▶ **GIVEN REQUEST**
Provide the data again in its entirety, exactly as given.
───── DATASET RECORDS ─────
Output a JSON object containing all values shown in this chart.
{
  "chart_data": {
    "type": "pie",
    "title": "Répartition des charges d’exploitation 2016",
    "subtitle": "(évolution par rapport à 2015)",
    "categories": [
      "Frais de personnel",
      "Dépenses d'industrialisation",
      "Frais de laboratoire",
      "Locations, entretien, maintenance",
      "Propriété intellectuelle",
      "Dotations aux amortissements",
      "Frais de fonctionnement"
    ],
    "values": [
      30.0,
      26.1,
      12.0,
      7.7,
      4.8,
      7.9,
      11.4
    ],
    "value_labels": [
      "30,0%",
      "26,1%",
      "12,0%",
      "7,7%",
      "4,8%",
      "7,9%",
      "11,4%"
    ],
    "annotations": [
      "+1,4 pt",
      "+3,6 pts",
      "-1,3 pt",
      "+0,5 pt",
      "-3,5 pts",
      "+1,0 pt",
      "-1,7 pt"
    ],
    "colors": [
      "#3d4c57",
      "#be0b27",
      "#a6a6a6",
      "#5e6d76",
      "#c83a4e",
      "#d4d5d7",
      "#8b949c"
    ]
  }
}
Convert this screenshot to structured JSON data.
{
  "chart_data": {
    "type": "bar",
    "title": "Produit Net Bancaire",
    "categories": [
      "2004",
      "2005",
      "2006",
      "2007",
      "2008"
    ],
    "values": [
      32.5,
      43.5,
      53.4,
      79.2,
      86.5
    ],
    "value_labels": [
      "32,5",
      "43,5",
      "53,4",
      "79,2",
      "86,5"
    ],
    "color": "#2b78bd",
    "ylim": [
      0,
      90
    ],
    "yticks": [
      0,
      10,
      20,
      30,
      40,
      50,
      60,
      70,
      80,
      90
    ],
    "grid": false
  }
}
─────
▶ **COMPLETE RESPONSE**
Output a JSON object containing all values shown in this chart.
{
  "chart_data": {
    "type": "pie",
    "title": "Répartition des charges d’exploitation 2016",
    "subtitle": "(évolution par rapport à 2015)",
    "categories": [
      "Frais de personnel",
      "Dépenses d'industrialisation",
      "Frais de laboratoire",
      "Locations, entretien, maintenance",
      "Propriété intellectuelle",
      "Dotations aux amortissements",
      "Frais de fonctionnement"
    ],
    "values": [
      30.0,
      26.1,
      12.0,
      7.7,
      4.8,
      7.9,
      11.4
    ],
    "value_labels": [
      "30,0%",
      "26,1%",
      "12,0%",
      "7,7%",
      "4,8%",
      "7,9%",
      "11,4%"
    ],
    "annotations": [
      "+1,4 pt",
      "+3,6 pts",
      "-1,3 pt",
      "+0,5 pt",
      "-3,5 pts",
      "+1,0 pt",
      "-1,7 pt"
    ],
    "colors": [
      "#3d4c57",
      "#be0b27",
      "#a6a6a6",
      "#5e6d76",
      "#c83a4e",
      "#d4d5d7",
      "#8b949c"
    ]
  }
}
Convert this screenshot to structured JSON data.
{
  "chart_data": {
    "type": "bar",
    "title": "Produit Net Bancaire",
    "categories": [
      "2004",
      "2005",
      "2006",
      "2007",
      "2008"
    ],
    "values": [
      32.5,
      43.5,
      53.4,
      79.2,
      86.5
    ],
    "value_labels": [
      "32,5",
      "43,5",
      "53,4",
      "79,2",
      "86,5"
    ],
    "color": "#2b78bd",
    "ylim": [
      0,
      90
    ],
    "yticks": [
      0,
      10,
      20,
      30,
      40,
      50,
      60,
      70,
      80,
      90
    ],
    "grid": false
  }
}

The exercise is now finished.